◆ Work to do
Output each line exactly as it appears, skipping any embedded picture.

◆ Given information
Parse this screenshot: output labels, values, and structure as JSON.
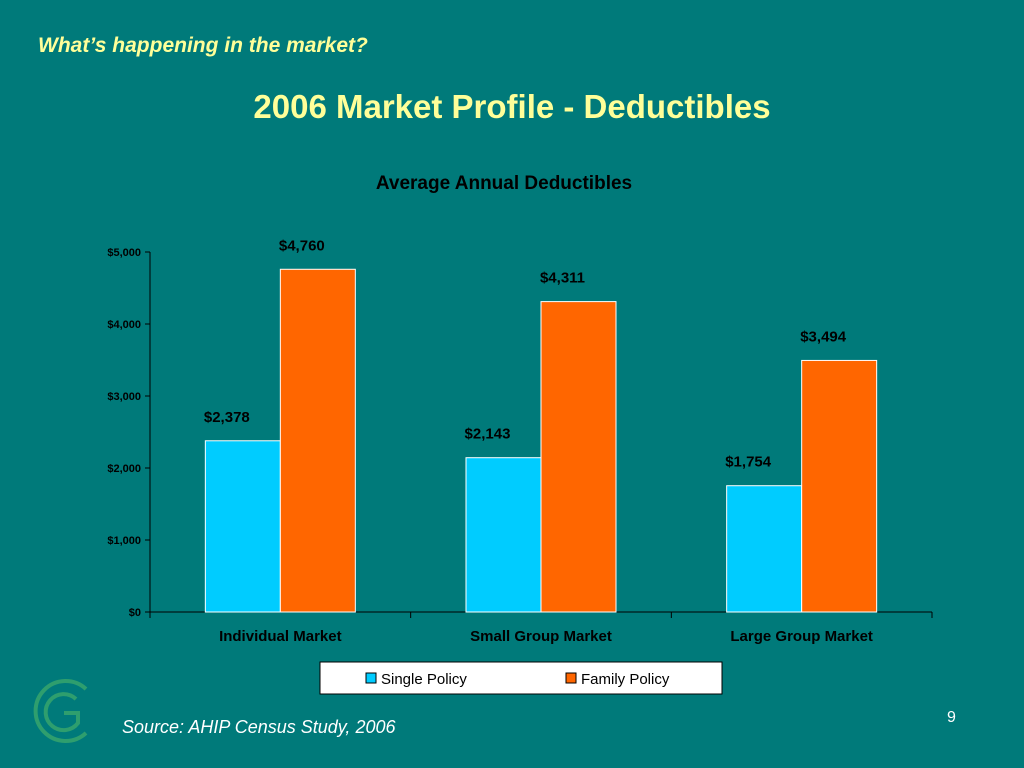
{
  "header": {
    "subtitle": "What’s happening in the market?",
    "title": "2006 Market Profile - Deductibles"
  },
  "footer": {
    "source": "Source: AHIP Census Study, 2006",
    "page_number": "9"
  },
  "colors": {
    "background": "#007A7A",
    "title": "#FFFF99",
    "single_policy": "#00CCFF",
    "family_policy": "#FF6600",
    "logo": "#2E9E6E"
  },
  "logo": {
    "icon": "g-logo-icon"
  },
  "chart_data": {
    "type": "bar",
    "title": "Average Annual Deductibles",
    "categories": [
      "Individual Market",
      "Small Group Market",
      "Large Group Market"
    ],
    "series": [
      {
        "name": "Single Policy",
        "values": [
          2378,
          2143,
          1754
        ],
        "labels": [
          "$2,378",
          "$2,143",
          "$1,754"
        ]
      },
      {
        "name": "Family Policy",
        "values": [
          4760,
          4311,
          3494
        ],
        "labels": [
          "$4,760",
          "$4,311",
          "$3,494"
        ]
      }
    ],
    "ylim": [
      0,
      5000
    ],
    "yticks": [
      0,
      1000,
      2000,
      3000,
      4000,
      5000
    ],
    "ytick_labels": [
      "$0",
      "$1,000",
      "$2,000",
      "$3,000",
      "$4,000",
      "$5,000"
    ],
    "grid": false,
    "legend_position": "bottom",
    "xlabel": "",
    "ylabel": ""
  }
}
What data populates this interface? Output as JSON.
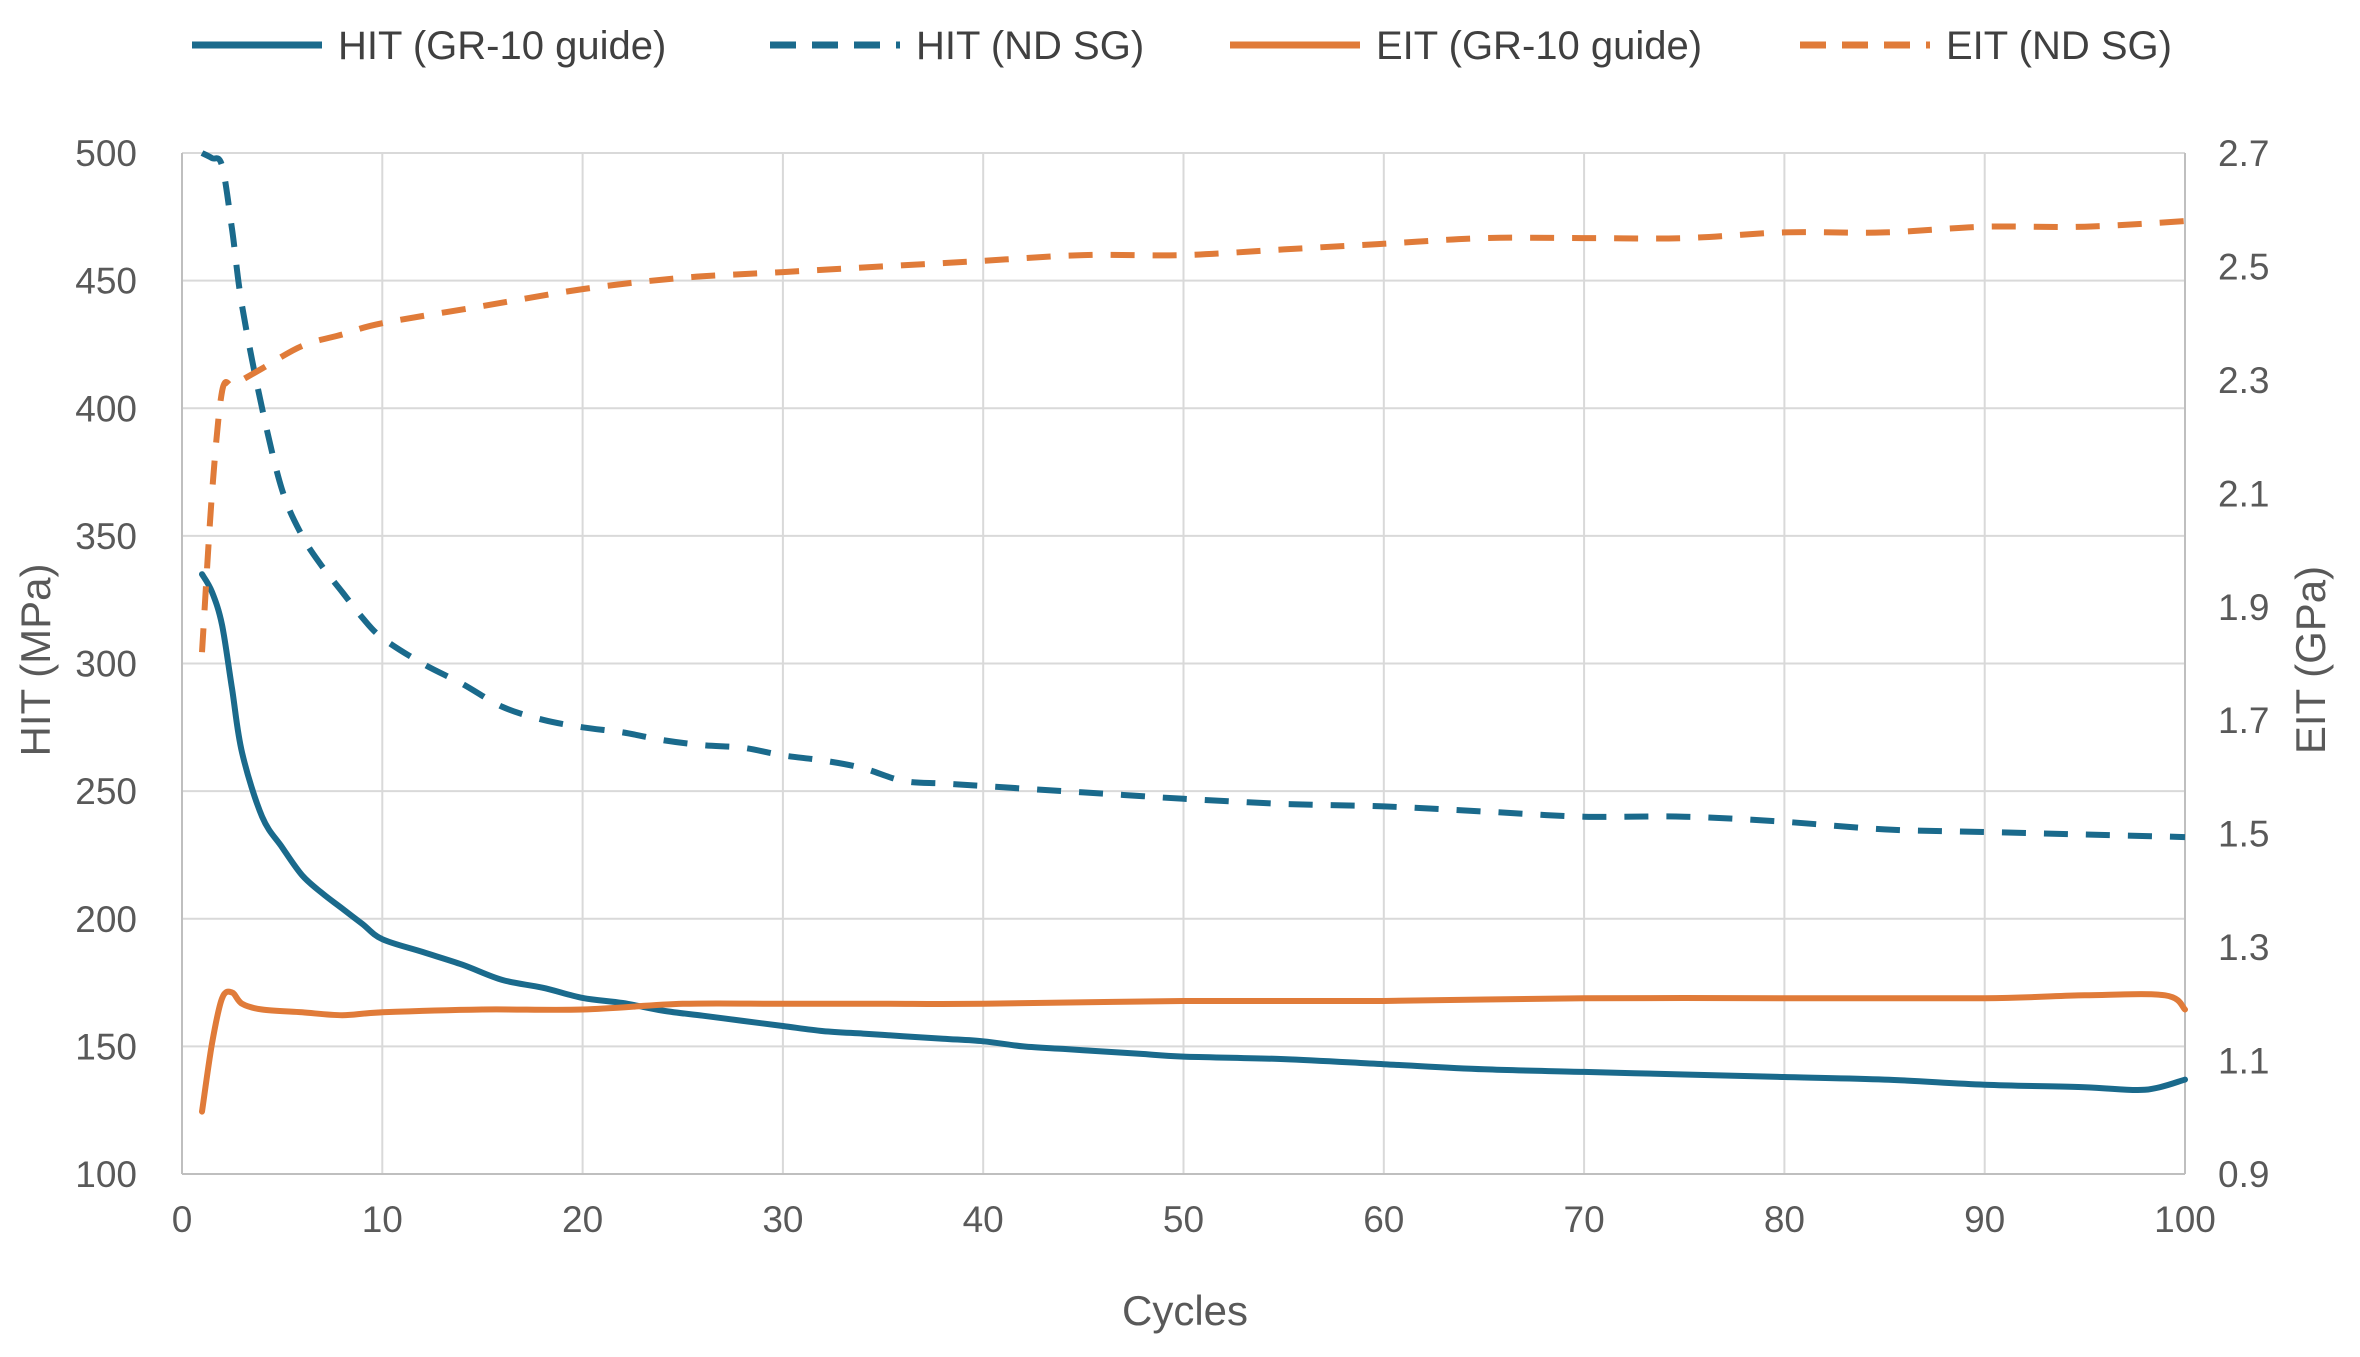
{
  "chart_data": {
    "type": "line",
    "title": "",
    "xlabel": "Cycles",
    "ylabel": "HIT (MPa)",
    "y2label": "EIT (GPa)",
    "xlim": [
      0,
      100
    ],
    "ylim": [
      100,
      500
    ],
    "y2lim": [
      0.9,
      2.7
    ],
    "x_ticks": [
      "0",
      "10",
      "20",
      "30",
      "40",
      "50",
      "60",
      "70",
      "80",
      "90",
      "100"
    ],
    "y_ticks": [
      "100",
      "150",
      "200",
      "250",
      "300",
      "350",
      "400",
      "450",
      "500"
    ],
    "y2_ticks": [
      "0.9",
      "1.1",
      "1.3",
      "1.5",
      "1.7",
      "1.9",
      "2.1",
      "2.3",
      "2.5",
      "2.7"
    ],
    "grid": true,
    "legend_position": "top",
    "colors": {
      "hit": "#1a6a8c",
      "eit": "#e07b39",
      "grid": "#d9d9d9",
      "axis": "#bfbfbf"
    },
    "series": [
      {
        "name": "HIT (GR-10 guide)",
        "axis": "left",
        "style": "solid",
        "color_key": "hit",
        "x": [
          1,
          1.5,
          2,
          2.5,
          3,
          4,
          5,
          6,
          7,
          8,
          9,
          10,
          12,
          14,
          16,
          18,
          20,
          22,
          24,
          26,
          28,
          30,
          32,
          34,
          36,
          38,
          40,
          42,
          44,
          46,
          48,
          50,
          55,
          60,
          65,
          70,
          75,
          80,
          85,
          90,
          95,
          98,
          100
        ],
        "values": [
          335,
          328,
          315,
          290,
          265,
          240,
          228,
          217,
          210,
          204,
          198,
          192,
          187,
          182,
          176,
          173,
          169,
          167,
          164,
          162,
          160,
          158,
          156,
          155,
          154,
          153,
          152,
          150,
          149,
          148,
          147,
          146,
          145,
          143,
          141,
          140,
          139,
          138,
          137,
          135,
          134,
          133,
          137
        ]
      },
      {
        "name": "HIT (ND SG)",
        "axis": "left",
        "style": "dashed",
        "color_key": "hit",
        "x": [
          1,
          1.5,
          2,
          2.5,
          3,
          4,
          5,
          6,
          7,
          8,
          9,
          10,
          12,
          14,
          16,
          18,
          20,
          22,
          24,
          26,
          28,
          30,
          32,
          34,
          36,
          38,
          40,
          42,
          44,
          46,
          48,
          50,
          55,
          60,
          65,
          70,
          75,
          80,
          85,
          90,
          95,
          100
        ],
        "values": [
          500,
          498,
          495,
          470,
          440,
          400,
          368,
          350,
          338,
          328,
          318,
          310,
          300,
          292,
          283,
          278,
          275,
          273,
          270,
          268,
          267,
          264,
          262,
          259,
          254,
          253,
          252,
          251,
          250,
          249,
          248,
          247,
          245,
          244,
          242,
          240,
          240,
          238,
          235,
          234,
          233,
          232
        ]
      },
      {
        "name": "EIT (GR-10 guide)",
        "axis": "right",
        "style": "solid",
        "color_key": "eit",
        "x": [
          1,
          1.5,
          2,
          2.5,
          3,
          4,
          6,
          8,
          10,
          15,
          20,
          25,
          30,
          35,
          40,
          50,
          60,
          70,
          80,
          90,
          95,
          99,
          100
        ],
        "values": [
          1.01,
          1.13,
          1.21,
          1.22,
          1.2,
          1.19,
          1.185,
          1.18,
          1.185,
          1.19,
          1.19,
          1.2,
          1.2,
          1.2,
          1.2,
          1.205,
          1.205,
          1.21,
          1.21,
          1.21,
          1.215,
          1.215,
          1.19
        ]
      },
      {
        "name": "EIT (ND SG)",
        "axis": "right",
        "style": "dashed",
        "color_key": "eit",
        "x": [
          1,
          1.5,
          2,
          2.5,
          3,
          4,
          6,
          8,
          10,
          15,
          20,
          25,
          30,
          35,
          40,
          45,
          50,
          55,
          60,
          65,
          70,
          75,
          80,
          85,
          90,
          95,
          100
        ],
        "values": [
          1.82,
          2.1,
          2.28,
          2.29,
          2.3,
          2.32,
          2.36,
          2.38,
          2.4,
          2.43,
          2.46,
          2.48,
          2.49,
          2.5,
          2.51,
          2.52,
          2.52,
          2.53,
          2.54,
          2.55,
          2.55,
          2.55,
          2.56,
          2.56,
          2.57,
          2.57,
          2.58
        ]
      }
    ]
  }
}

◆ The reply
Parse this screenshot: output labels, values, and structure as JSON.
{
  "header": {
    "subtitle": "What’s happening in the market?",
    "title": "2006 Market Profile - Deductibles"
  },
  "footer": {
    "source": "Source: AHIP Census Study, 2006",
    "page_number": "9"
  },
  "colors": {
    "background": "#007A7A",
    "title": "#FFFF99",
    "single_policy": "#00CCFF",
    "family_policy": "#FF6600",
    "logo": "#2E9E6E"
  },
  "logo": {
    "icon": "g-logo-icon"
  },
  "chart_data": {
    "type": "bar",
    "title": "Average Annual Deductibles",
    "categories": [
      "Individual Market",
      "Small Group Market",
      "Large Group Market"
    ],
    "series": [
      {
        "name": "Single Policy",
        "values": [
          2378,
          2143,
          1754
        ],
        "labels": [
          "$2,378",
          "$2,143",
          "$1,754"
        ]
      },
      {
        "name": "Family Policy",
        "values": [
          4760,
          4311,
          3494
        ],
        "labels": [
          "$4,760",
          "$4,311",
          "$3,494"
        ]
      }
    ],
    "ylim": [
      0,
      5000
    ],
    "yticks": [
      0,
      1000,
      2000,
      3000,
      4000,
      5000
    ],
    "ytick_labels": [
      "$0",
      "$1,000",
      "$2,000",
      "$3,000",
      "$4,000",
      "$5,000"
    ],
    "grid": false,
    "legend_position": "bottom",
    "xlabel": "",
    "ylabel": ""
  }
}
What data populates this interface? Output as JSON.
{
  "chart_data": {
    "type": "line",
    "title": "",
    "xlabel": "Cycles",
    "ylabel": "HIT (MPa)",
    "y2label": "EIT (GPa)",
    "xlim": [
      0,
      100
    ],
    "ylim": [
      100,
      500
    ],
    "y2lim": [
      0.9,
      2.7
    ],
    "x_ticks": [
      "0",
      "10",
      "20",
      "30",
      "40",
      "50",
      "60",
      "70",
      "80",
      "90",
      "100"
    ],
    "y_ticks": [
      "100",
      "150",
      "200",
      "250",
      "300",
      "350",
      "400",
      "450",
      "500"
    ],
    "y2_ticks": [
      "0.9",
      "1.1",
      "1.3",
      "1.5",
      "1.7",
      "1.9",
      "2.1",
      "2.3",
      "2.5",
      "2.7"
    ],
    "grid": true,
    "legend_position": "top",
    "colors": {
      "hit": "#1a6a8c",
      "eit": "#e07b39",
      "grid": "#d9d9d9",
      "axis": "#bfbfbf"
    },
    "series": [
      {
        "name": "HIT (GR-10 guide)",
        "axis": "left",
        "style": "solid",
        "color_key": "hit",
        "x": [
          1,
          1.5,
          2,
          2.5,
          3,
          4,
          5,
          6,
          7,
          8,
          9,
          10,
          12,
          14,
          16,
          18,
          20,
          22,
          24,
          26,
          28,
          30,
          32,
          34,
          36,
          38,
          40,
          42,
          44,
          46,
          48,
          50,
          55,
          60,
          65,
          70,
          75,
          80,
          85,
          90,
          95,
          98,
          100
        ],
        "values": [
          335,
          328,
          315,
          290,
          265,
          240,
          228,
          217,
          210,
          204,
          198,
          192,
          187,
          182,
          176,
          173,
          169,
          167,
          164,
          162,
          160,
          158,
          156,
          155,
          154,
          153,
          152,
          150,
          149,
          148,
          147,
          146,
          145,
          143,
          141,
          140,
          139,
          138,
          137,
          135,
          134,
          133,
          137
        ]
      },
      {
        "name": "HIT (ND SG)",
        "axis": "left",
        "style": "dashed",
        "color_key": "hit",
        "x": [
          1,
          1.5,
          2,
          2.5,
          3,
          4,
          5,
          6,
          7,
          8,
          9,
          10,
          12,
          14,
          16,
          18,
          20,
          22,
          24,
          26,
          28,
          30,
          32,
          34,
          36,
          38,
          40,
          42,
          44,
          46,
          48,
          50,
          55,
          60,
          65,
          70,
          75,
          80,
          85,
          90,
          95,
          100
        ],
        "values": [
          500,
          498,
          495,
          470,
          440,
          400,
          368,
          350,
          338,
          328,
          318,
          310,
          300,
          292,
          283,
          278,
          275,
          273,
          270,
          268,
          267,
          264,
          262,
          259,
          254,
          253,
          252,
          251,
          250,
          249,
          248,
          247,
          245,
          244,
          242,
          240,
          240,
          238,
          235,
          234,
          233,
          232
        ]
      },
      {
        "name": "EIT (GR-10 guide)",
        "axis": "right",
        "style": "solid",
        "color_key": "eit",
        "x": [
          1,
          1.5,
          2,
          2.5,
          3,
          4,
          6,
          8,
          10,
          15,
          20,
          25,
          30,
          35,
          40,
          50,
          60,
          70,
          80,
          90,
          95,
          99,
          100
        ],
        "values": [
          1.01,
          1.13,
          1.21,
          1.22,
          1.2,
          1.19,
          1.185,
          1.18,
          1.185,
          1.19,
          1.19,
          1.2,
          1.2,
          1.2,
          1.2,
          1.205,
          1.205,
          1.21,
          1.21,
          1.21,
          1.215,
          1.215,
          1.19
        ]
      },
      {
        "name": "EIT (ND SG)",
        "axis": "right",
        "style": "dashed",
        "color_key": "eit",
        "x": [
          1,
          1.5,
          2,
          2.5,
          3,
          4,
          6,
          8,
          10,
          15,
          20,
          25,
          30,
          35,
          40,
          45,
          50,
          55,
          60,
          65,
          70,
          75,
          80,
          85,
          90,
          95,
          100
        ],
        "values": [
          1.82,
          2.1,
          2.28,
          2.29,
          2.3,
          2.32,
          2.36,
          2.38,
          2.4,
          2.43,
          2.46,
          2.48,
          2.49,
          2.5,
          2.51,
          2.52,
          2.52,
          2.53,
          2.54,
          2.55,
          2.55,
          2.55,
          2.56,
          2.56,
          2.57,
          2.57,
          2.58
        ]
      }
    ]
  }
}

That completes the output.